Short exercise: Wherever the word "Fixed" turns up in a line of the entries, copy that line.

────────

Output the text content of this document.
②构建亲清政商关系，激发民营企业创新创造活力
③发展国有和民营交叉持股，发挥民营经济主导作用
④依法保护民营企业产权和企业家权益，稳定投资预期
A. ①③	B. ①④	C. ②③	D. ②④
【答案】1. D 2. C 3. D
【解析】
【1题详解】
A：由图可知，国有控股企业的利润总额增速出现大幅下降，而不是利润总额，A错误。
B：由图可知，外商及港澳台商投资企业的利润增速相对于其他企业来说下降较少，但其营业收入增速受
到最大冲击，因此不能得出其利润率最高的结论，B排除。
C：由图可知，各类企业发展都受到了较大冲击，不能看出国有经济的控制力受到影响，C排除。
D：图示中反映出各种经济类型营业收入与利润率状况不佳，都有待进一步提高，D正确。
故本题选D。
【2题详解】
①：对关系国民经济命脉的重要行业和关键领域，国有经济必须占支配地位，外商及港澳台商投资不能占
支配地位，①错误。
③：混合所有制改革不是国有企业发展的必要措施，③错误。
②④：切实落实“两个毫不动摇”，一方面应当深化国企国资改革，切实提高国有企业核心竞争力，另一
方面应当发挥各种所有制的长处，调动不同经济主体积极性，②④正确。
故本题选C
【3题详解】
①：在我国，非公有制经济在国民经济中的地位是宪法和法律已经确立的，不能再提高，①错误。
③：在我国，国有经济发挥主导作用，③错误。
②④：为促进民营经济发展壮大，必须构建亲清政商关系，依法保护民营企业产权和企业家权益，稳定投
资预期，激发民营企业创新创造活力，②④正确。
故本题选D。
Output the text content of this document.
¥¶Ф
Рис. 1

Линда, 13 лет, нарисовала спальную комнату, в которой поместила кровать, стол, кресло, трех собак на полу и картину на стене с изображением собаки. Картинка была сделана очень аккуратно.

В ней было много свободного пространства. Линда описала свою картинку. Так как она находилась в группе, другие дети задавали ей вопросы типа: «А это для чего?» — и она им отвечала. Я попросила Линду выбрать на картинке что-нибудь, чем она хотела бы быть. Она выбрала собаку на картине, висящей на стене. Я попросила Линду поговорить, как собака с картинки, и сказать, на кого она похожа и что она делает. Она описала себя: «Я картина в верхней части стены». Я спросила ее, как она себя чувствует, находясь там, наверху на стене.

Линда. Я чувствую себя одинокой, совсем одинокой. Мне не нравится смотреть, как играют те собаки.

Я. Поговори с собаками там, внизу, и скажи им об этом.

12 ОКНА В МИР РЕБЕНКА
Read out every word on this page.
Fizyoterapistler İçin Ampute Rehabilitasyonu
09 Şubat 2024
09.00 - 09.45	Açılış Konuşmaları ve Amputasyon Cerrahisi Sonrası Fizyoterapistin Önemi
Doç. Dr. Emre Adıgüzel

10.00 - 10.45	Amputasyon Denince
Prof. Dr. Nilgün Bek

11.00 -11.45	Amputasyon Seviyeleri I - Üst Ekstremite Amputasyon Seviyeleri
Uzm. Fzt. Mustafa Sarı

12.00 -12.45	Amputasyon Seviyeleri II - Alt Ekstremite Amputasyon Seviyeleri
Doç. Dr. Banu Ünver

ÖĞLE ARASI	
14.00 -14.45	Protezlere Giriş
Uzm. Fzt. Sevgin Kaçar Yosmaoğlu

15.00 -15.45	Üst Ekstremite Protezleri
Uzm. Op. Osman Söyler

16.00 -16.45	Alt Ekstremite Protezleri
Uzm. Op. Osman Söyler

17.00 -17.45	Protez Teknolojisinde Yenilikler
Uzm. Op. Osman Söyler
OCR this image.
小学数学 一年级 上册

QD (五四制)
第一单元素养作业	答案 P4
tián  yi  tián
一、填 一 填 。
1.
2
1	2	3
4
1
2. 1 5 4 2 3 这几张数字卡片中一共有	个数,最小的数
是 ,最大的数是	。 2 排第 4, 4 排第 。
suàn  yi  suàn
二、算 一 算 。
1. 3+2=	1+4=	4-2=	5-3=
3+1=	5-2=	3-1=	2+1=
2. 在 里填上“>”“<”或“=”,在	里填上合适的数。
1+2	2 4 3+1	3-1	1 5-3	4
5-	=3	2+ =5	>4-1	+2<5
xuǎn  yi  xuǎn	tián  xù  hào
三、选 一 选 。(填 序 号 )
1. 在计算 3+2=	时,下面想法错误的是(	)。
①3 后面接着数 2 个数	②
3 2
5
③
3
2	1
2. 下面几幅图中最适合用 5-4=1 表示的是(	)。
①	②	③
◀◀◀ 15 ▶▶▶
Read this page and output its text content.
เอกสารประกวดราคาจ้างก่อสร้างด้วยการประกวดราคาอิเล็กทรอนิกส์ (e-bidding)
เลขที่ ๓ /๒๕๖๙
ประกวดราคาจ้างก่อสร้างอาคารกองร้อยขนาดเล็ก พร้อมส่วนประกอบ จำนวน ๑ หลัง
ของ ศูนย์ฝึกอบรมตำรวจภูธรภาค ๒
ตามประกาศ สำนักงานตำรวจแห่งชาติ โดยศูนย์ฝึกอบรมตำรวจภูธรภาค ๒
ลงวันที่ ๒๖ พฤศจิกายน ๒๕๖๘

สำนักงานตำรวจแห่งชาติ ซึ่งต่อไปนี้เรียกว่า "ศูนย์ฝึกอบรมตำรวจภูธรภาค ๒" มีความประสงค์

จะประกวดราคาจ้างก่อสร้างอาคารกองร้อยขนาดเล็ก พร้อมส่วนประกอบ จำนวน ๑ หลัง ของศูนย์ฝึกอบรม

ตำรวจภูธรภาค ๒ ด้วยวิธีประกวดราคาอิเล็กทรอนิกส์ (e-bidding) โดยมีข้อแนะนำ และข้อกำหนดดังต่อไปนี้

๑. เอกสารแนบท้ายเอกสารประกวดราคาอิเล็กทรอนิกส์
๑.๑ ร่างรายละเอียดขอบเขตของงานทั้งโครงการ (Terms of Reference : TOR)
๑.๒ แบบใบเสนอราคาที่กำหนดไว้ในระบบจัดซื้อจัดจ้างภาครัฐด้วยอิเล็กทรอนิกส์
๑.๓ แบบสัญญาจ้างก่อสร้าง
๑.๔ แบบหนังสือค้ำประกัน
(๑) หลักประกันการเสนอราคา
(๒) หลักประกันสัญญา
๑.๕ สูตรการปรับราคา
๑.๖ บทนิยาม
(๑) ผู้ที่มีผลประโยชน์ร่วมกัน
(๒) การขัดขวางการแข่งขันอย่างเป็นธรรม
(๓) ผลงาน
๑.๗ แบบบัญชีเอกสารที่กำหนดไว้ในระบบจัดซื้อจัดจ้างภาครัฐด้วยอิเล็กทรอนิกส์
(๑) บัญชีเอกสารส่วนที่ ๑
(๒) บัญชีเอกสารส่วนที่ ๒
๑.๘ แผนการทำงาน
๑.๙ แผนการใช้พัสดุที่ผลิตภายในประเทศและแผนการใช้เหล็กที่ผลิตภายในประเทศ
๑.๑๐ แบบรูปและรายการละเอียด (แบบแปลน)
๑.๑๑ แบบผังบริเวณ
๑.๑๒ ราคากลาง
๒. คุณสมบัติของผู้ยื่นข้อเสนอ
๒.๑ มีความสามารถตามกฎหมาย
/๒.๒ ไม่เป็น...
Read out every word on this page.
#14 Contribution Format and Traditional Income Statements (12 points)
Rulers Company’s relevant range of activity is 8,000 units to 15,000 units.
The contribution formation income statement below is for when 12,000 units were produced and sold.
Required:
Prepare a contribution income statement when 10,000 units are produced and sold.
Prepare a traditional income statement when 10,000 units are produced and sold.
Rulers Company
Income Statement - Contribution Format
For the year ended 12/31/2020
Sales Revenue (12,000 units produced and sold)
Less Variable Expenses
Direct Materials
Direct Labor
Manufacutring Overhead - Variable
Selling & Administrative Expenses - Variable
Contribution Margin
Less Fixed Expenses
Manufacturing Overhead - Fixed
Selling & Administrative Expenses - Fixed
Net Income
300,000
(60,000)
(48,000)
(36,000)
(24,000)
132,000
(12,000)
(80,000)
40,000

────────

In response:
Less Fixed Expenses
Manufacturing Overhead - Fixed
Selling & Administrative Expenses - Fixed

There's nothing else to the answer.